*WHAT TO PRODUCE*.
Transcribe the material in full. Nothing should differ except that the pictures are left out.

*INPUT*.
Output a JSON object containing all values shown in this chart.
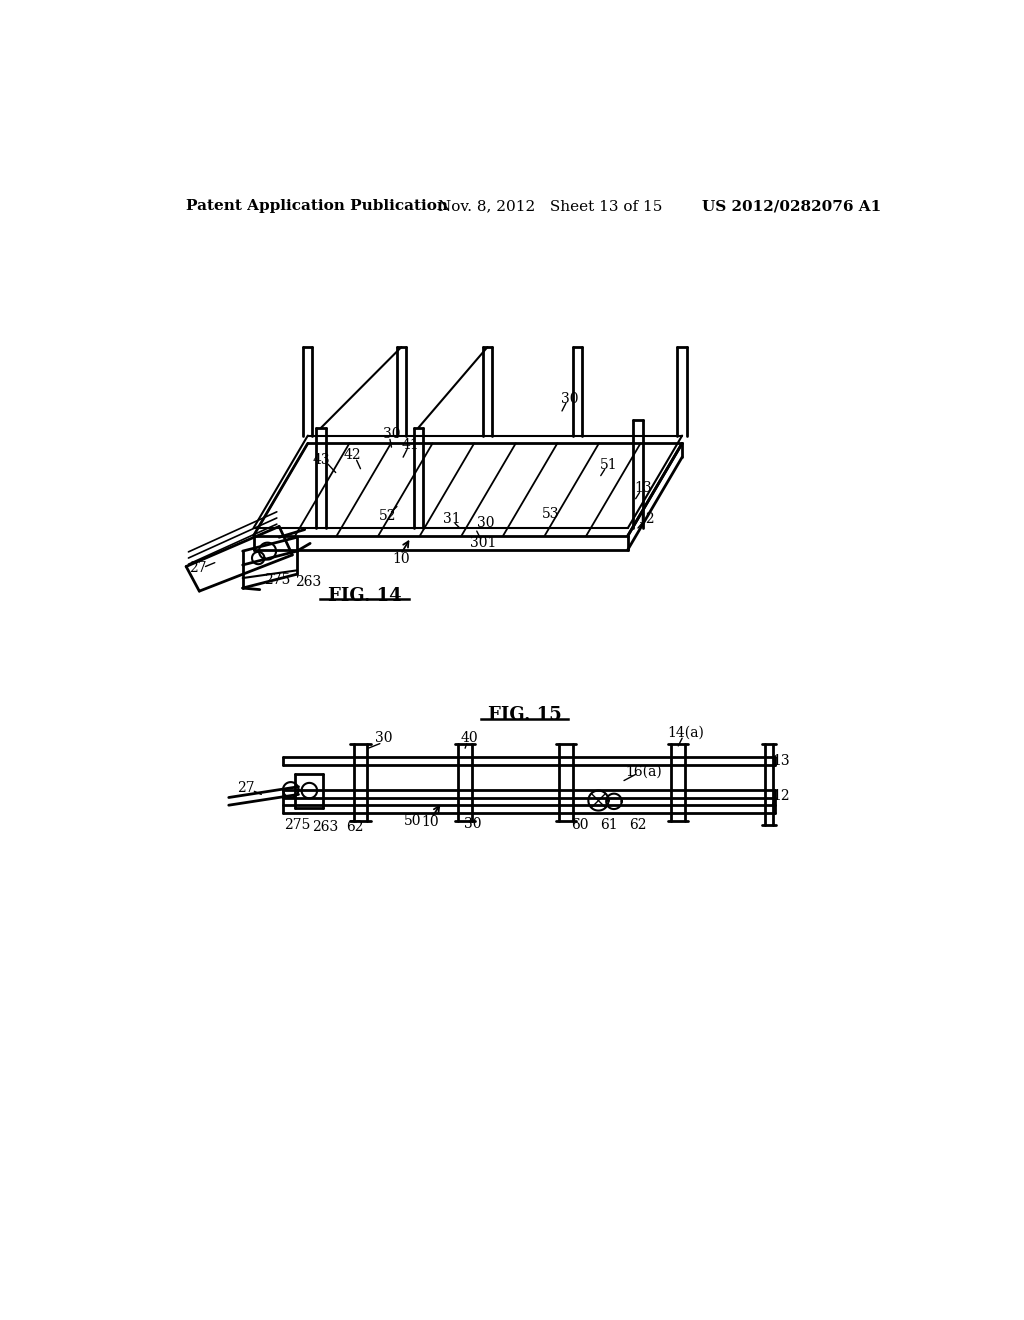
{
  "background_color": "#ffffff",
  "header": {
    "left": "Patent Application Publication",
    "center": "Nov. 8, 2012   Sheet 13 of 15",
    "right": "US 2012/0282076 A1",
    "fontsize": 11
  },
  "fig14_title": "FIG. 14",
  "fig15_title": "FIG. 15",
  "label_fontsize": 10,
  "title_fontsize": 13
}
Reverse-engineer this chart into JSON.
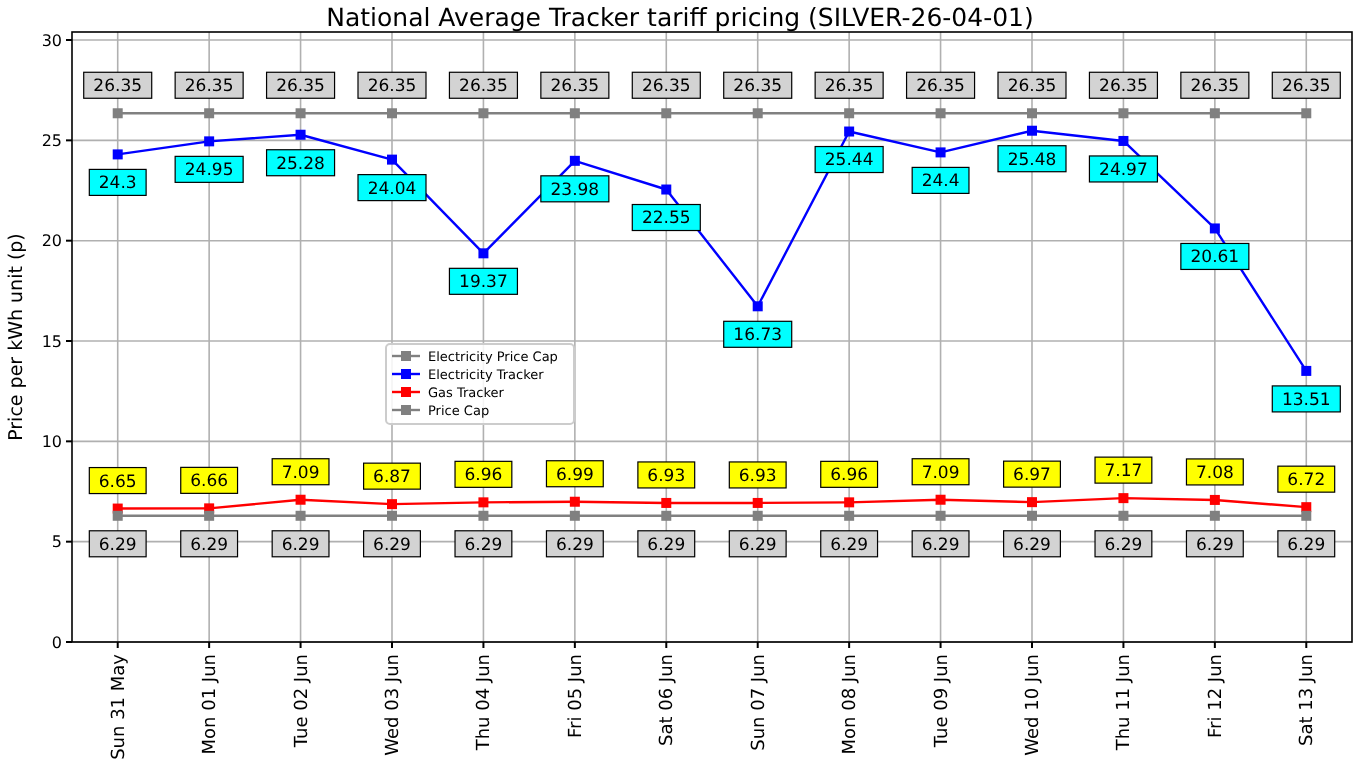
{
  "chart_data": {
    "type": "line",
    "title": "National Average Tracker tariff pricing (SILVER-26-04-01)",
    "ylabel": "Price per kWh unit (p)",
    "categories": [
      "Sun 31 May",
      "Mon 01 Jun",
      "Tue 02 Jun",
      "Wed 03 Jun",
      "Thu 04 Jun",
      "Fri 05 Jun",
      "Sat 06 Jun",
      "Sun 07 Jun",
      "Mon 08 Jun",
      "Tue 09 Jun",
      "Wed 10 Jun",
      "Thu 11 Jun",
      "Fri 12 Jun",
      "Sat 13 Jun"
    ],
    "series": [
      {
        "name": "Electricity Price Cap",
        "color": "#808080",
        "values": [
          26.35,
          26.35,
          26.35,
          26.35,
          26.35,
          26.35,
          26.35,
          26.35,
          26.35,
          26.35,
          26.35,
          26.35,
          26.35,
          26.35
        ]
      },
      {
        "name": "Electricity Tracker",
        "color": "#0000ff",
        "values": [
          24.3,
          24.95,
          25.28,
          24.04,
          19.37,
          23.98,
          22.55,
          16.73,
          25.44,
          24.4,
          25.48,
          24.97,
          20.61,
          13.51
        ]
      },
      {
        "name": "Gas Tracker",
        "color": "#ff0000",
        "values": [
          6.65,
          6.66,
          7.09,
          6.87,
          6.96,
          6.99,
          6.93,
          6.93,
          6.96,
          7.09,
          6.97,
          7.17,
          7.08,
          6.72
        ]
      },
      {
        "name": "Price Cap",
        "color": "#808080",
        "values": [
          6.29,
          6.29,
          6.29,
          6.29,
          6.29,
          6.29,
          6.29,
          6.29,
          6.29,
          6.29,
          6.29,
          6.29,
          6.29,
          6.29
        ]
      }
    ],
    "ylim": [
      0,
      30.4
    ],
    "yticks": [
      0,
      5,
      10,
      15,
      20,
      25,
      30
    ],
    "grid": true,
    "legend": "center left",
    "marker": "square",
    "line_style": "solid",
    "data_labels": true
  }
}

*FINISHED EXERCISE*.
Output a JSON object containing all values shown in this chart.
{
  "background_color": "#ffffff",
  "header": {
    "left": "Patent Application Publication",
    "center": "Nov. 8, 2012   Sheet 13 of 15",
    "right": "US 2012/0282076 A1",
    "fontsize": 11
  },
  "fig14_title": "FIG. 14",
  "fig15_title": "FIG. 15",
  "label_fontsize": 10,
  "title_fontsize": 13
}
Reverse-engineer this chart into JSON.
{
  "chart_data": {
    "type": "line",
    "title": "National Average Tracker tariff pricing (SILVER-26-04-01)",
    "ylabel": "Price per kWh unit (p)",
    "categories": [
      "Sun 31 May",
      "Mon 01 Jun",
      "Tue 02 Jun",
      "Wed 03 Jun",
      "Thu 04 Jun",
      "Fri 05 Jun",
      "Sat 06 Jun",
      "Sun 07 Jun",
      "Mon 08 Jun",
      "Tue 09 Jun",
      "Wed 10 Jun",
      "Thu 11 Jun",
      "Fri 12 Jun",
      "Sat 13 Jun"
    ],
    "series": [
      {
        "name": "Electricity Price Cap",
        "color": "#808080",
        "values": [
          26.35,
          26.35,
          26.35,
          26.35,
          26.35,
          26.35,
          26.35,
          26.35,
          26.35,
          26.35,
          26.35,
          26.35,
          26.35,
          26.35
        ]
      },
      {
        "name": "Electricity Tracker",
        "color": "#0000ff",
        "values": [
          24.3,
          24.95,
          25.28,
          24.04,
          19.37,
          23.98,
          22.55,
          16.73,
          25.44,
          24.4,
          25.48,
          24.97,
          20.61,
          13.51
        ]
      },
      {
        "name": "Gas Tracker",
        "color": "#ff0000",
        "values": [
          6.65,
          6.66,
          7.09,
          6.87,
          6.96,
          6.99,
          6.93,
          6.93,
          6.96,
          7.09,
          6.97,
          7.17,
          7.08,
          6.72
        ]
      },
      {
        "name": "Price Cap",
        "color": "#808080",
        "values": [
          6.29,
          6.29,
          6.29,
          6.29,
          6.29,
          6.29,
          6.29,
          6.29,
          6.29,
          6.29,
          6.29,
          6.29,
          6.29,
          6.29
        ]
      }
    ],
    "ylim": [
      0,
      30.4
    ],
    "yticks": [
      0,
      5,
      10,
      15,
      20,
      25,
      30
    ],
    "grid": true,
    "legend": "center left",
    "marker": "square",
    "line_style": "solid",
    "data_labels": true
  }
}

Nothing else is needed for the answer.